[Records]
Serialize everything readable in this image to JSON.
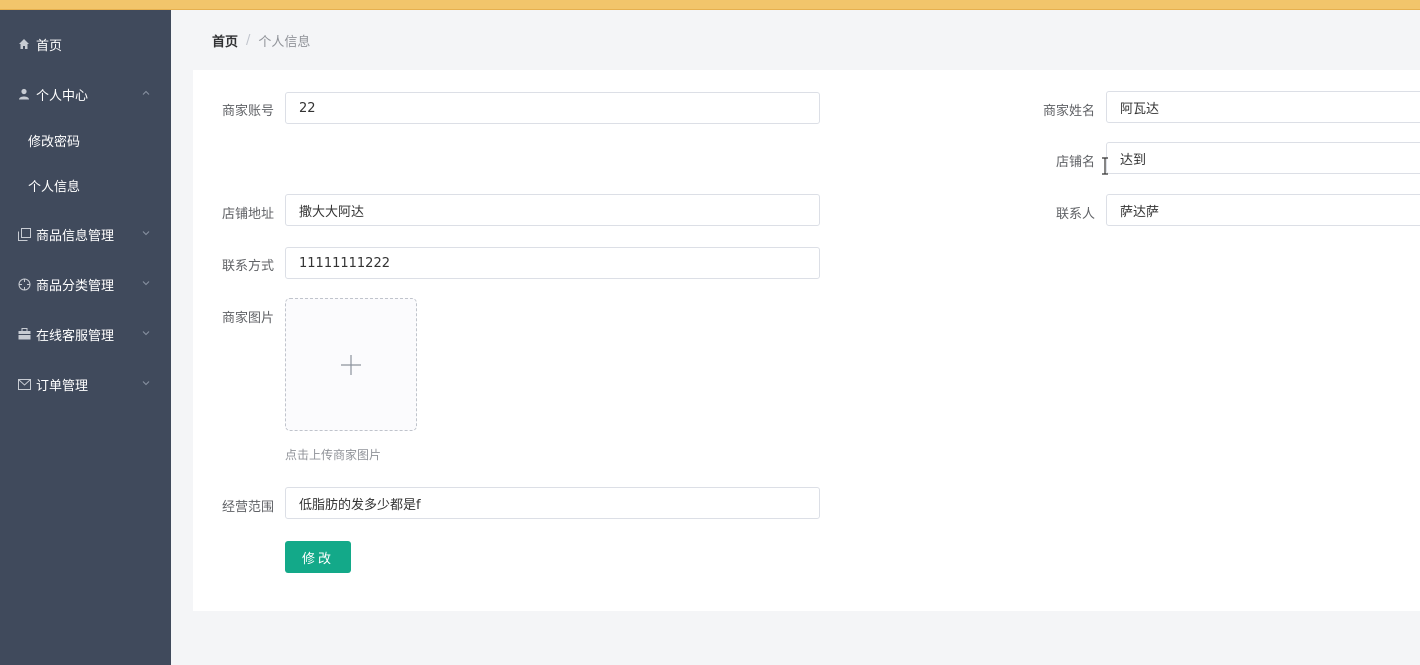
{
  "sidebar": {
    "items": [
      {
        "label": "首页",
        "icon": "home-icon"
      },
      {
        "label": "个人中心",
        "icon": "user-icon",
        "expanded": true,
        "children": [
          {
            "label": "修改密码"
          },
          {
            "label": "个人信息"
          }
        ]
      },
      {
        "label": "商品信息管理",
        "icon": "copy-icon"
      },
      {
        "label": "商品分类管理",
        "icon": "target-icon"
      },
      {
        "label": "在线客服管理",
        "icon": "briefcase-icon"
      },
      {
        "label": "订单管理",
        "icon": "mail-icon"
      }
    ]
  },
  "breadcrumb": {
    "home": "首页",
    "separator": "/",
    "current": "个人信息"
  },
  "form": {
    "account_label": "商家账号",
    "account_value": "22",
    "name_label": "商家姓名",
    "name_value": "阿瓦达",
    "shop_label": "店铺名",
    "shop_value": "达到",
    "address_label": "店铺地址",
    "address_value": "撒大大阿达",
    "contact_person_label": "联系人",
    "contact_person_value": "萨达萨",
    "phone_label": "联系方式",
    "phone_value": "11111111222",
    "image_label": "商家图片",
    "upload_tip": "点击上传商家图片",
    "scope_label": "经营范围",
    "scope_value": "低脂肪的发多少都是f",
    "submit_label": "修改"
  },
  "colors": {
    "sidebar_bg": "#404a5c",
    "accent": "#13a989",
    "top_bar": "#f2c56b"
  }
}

[Given request]
Every record above should come back exactly, but without its pictures.

[Finished exercise]
Serialize everything readable in this image to JSON.
{
  "sidebar": {
    "items": [
      {
        "label": "首页",
        "icon": "home-icon"
      },
      {
        "label": "个人中心",
        "icon": "user-icon",
        "expanded": true,
        "children": [
          {
            "label": "修改密码"
          },
          {
            "label": "个人信息"
          }
        ]
      },
      {
        "label": "商品信息管理",
        "icon": "copy-icon"
      },
      {
        "label": "商品分类管理",
        "icon": "target-icon"
      },
      {
        "label": "在线客服管理",
        "icon": "briefcase-icon"
      },
      {
        "label": "订单管理",
        "icon": "mail-icon"
      }
    ]
  },
  "breadcrumb": {
    "home": "首页",
    "separator": "/",
    "current": "个人信息"
  },
  "form": {
    "account_label": "商家账号",
    "account_value": "22",
    "name_label": "商家姓名",
    "name_value": "阿瓦达",
    "shop_label": "店铺名",
    "shop_value": "达到",
    "address_label": "店铺地址",
    "address_value": "撒大大阿达",
    "contact_person_label": "联系人",
    "contact_person_value": "萨达萨",
    "phone_label": "联系方式",
    "phone_value": "11111111222",
    "image_label": "商家图片",
    "upload_tip": "点击上传商家图片",
    "scope_label": "经营范围",
    "scope_value": "低脂肪的发多少都是f",
    "submit_label": "修改"
  },
  "colors": {
    "sidebar_bg": "#404a5c",
    "accent": "#13a989",
    "top_bar": "#f2c56b"
  }
}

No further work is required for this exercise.